**TO DO**:
Work out how many lines in the listing below include the word "JSON". Give nothing but the number.

**TASK DATA**:
++++++++++++++++++++

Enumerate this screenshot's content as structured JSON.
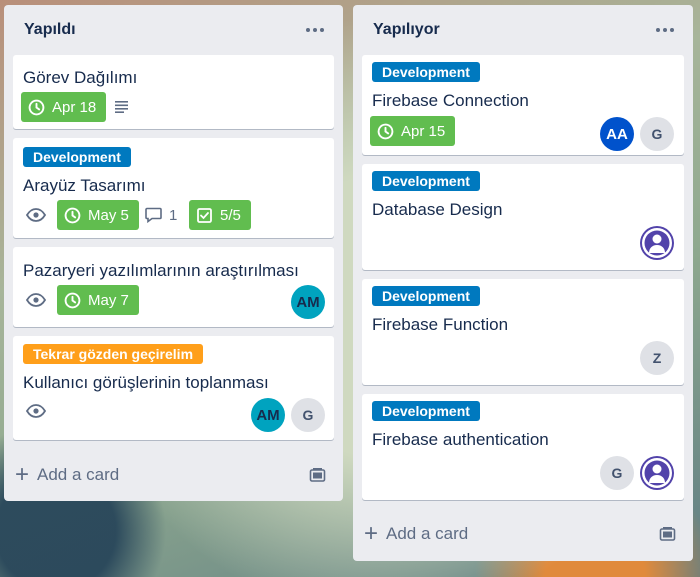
{
  "lists": [
    {
      "title": "Yapıldı",
      "add_card": "Add a card",
      "cards": [
        {
          "title": "Görev Dağılımı",
          "due": "Apr 18"
        },
        {
          "label": "Development",
          "title": "Arayüz Tasarımı",
          "due": "May 5",
          "comments": "1",
          "checklist": "5/5"
        },
        {
          "title": "Pazaryeri yazılımlarının araştırılması",
          "due": "May 7",
          "members": [
            "AM"
          ]
        },
        {
          "label": "Tekrar gözden geçirelim",
          "title": "Kullanıcı görüşlerinin toplanması",
          "members": [
            "AM",
            "G"
          ]
        }
      ]
    },
    {
      "title": "Yapılıyor",
      "add_card": "Add a card",
      "cards": [
        {
          "label": "Development",
          "title": "Firebase Connection",
          "due": "Apr 15",
          "members": [
            "AA",
            "G"
          ]
        },
        {
          "label": "Development",
          "title": "Database Design"
        },
        {
          "label": "Development",
          "title": "Firebase Function",
          "members": [
            "Z"
          ]
        },
        {
          "label": "Development",
          "title": "Firebase authentication",
          "members": [
            "G"
          ]
        }
      ]
    }
  ],
  "colors": {
    "label_blue": "#0079bf",
    "label_orange": "#ff9f1a",
    "due_complete": "#61bd4f",
    "avatar_teal": "#00a3bf",
    "avatar_blue": "#0052cc",
    "avatar_purple": "#5243aa"
  },
  "icons": [
    "clock-icon",
    "description-icon",
    "eye-icon",
    "comment-icon",
    "checklist-icon",
    "plus-icon",
    "card-template-icon",
    "more-icon",
    "user-icon"
  ]
}
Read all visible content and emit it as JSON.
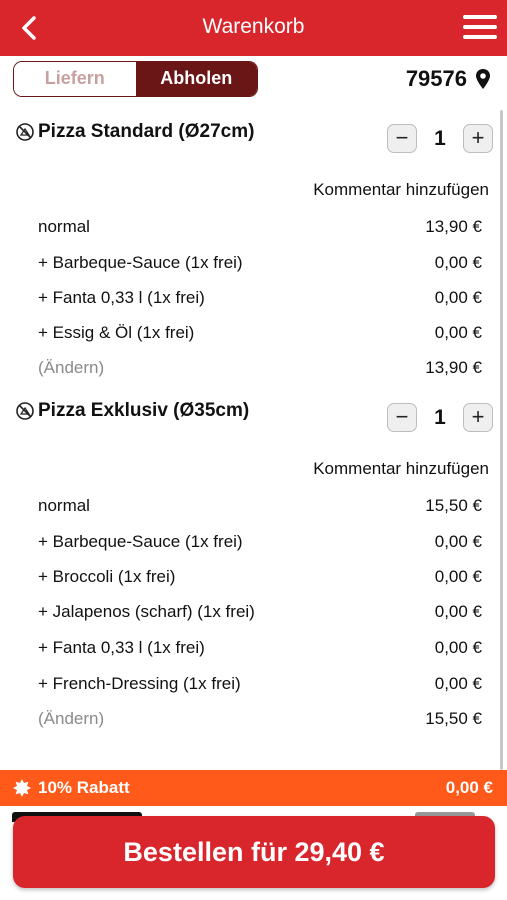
{
  "header": {
    "title": "Warenkorb",
    "back_icon": "chevron-left-icon",
    "menu_icon": "hamburger-menu-icon"
  },
  "delivery_toggle": {
    "options": [
      "Liefern",
      "Abholen"
    ],
    "selected": "Abholen"
  },
  "location": {
    "zip": "79576",
    "icon": "location-pin-icon"
  },
  "colors": {
    "header": "#d8262c",
    "toggle_active": "#6b1616",
    "discount_bar": "#ff5a1a",
    "order_button": "#d8262c"
  },
  "cart": {
    "items": [
      {
        "name": "Pizza Standard (Ø27cm)",
        "quantity": "1",
        "comment_label": "Kommentar hinzufügen",
        "lines": [
          {
            "label": "normal",
            "price": "13,90 €"
          },
          {
            "label": "+ Barbeque-Sauce (1x frei)",
            "price": "0,00 €"
          },
          {
            "label": "+ Fanta 0,33 l (1x frei)",
            "price": "0,00 €"
          },
          {
            "label": "+ Essig & Öl (1x frei)",
            "price": "0,00 €"
          }
        ],
        "edit_label": "(Ändern)",
        "total": "13,90 €"
      },
      {
        "name": "Pizza Exklusiv (Ø35cm)",
        "quantity": "1",
        "comment_label": "Kommentar hinzufügen",
        "lines": [
          {
            "label": "normal",
            "price": "15,50 €"
          },
          {
            "label": "+ Barbeque-Sauce (1x frei)",
            "price": "0,00 €"
          },
          {
            "label": "+ Broccoli (1x frei)",
            "price": "0,00 €"
          },
          {
            "label": "+ Jalapenos (scharf) (1x frei)",
            "price": "0,00 €"
          },
          {
            "label": "+ Fanta 0,33 l (1x frei)",
            "price": "0,00 €"
          },
          {
            "label": "+ French-Dressing (1x frei)",
            "price": "0,00 €"
          }
        ],
        "edit_label": "(Ändern)",
        "total": "15,50 €"
      }
    ],
    "qty_minus": "−",
    "qty_plus": "+"
  },
  "discount": {
    "label": "10% Rabatt",
    "value": "0,00 €"
  },
  "order_button": {
    "label": "Bestellen für 29,40 €"
  }
}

++++++++++++++++++++

**COMPLETED TASK**:
2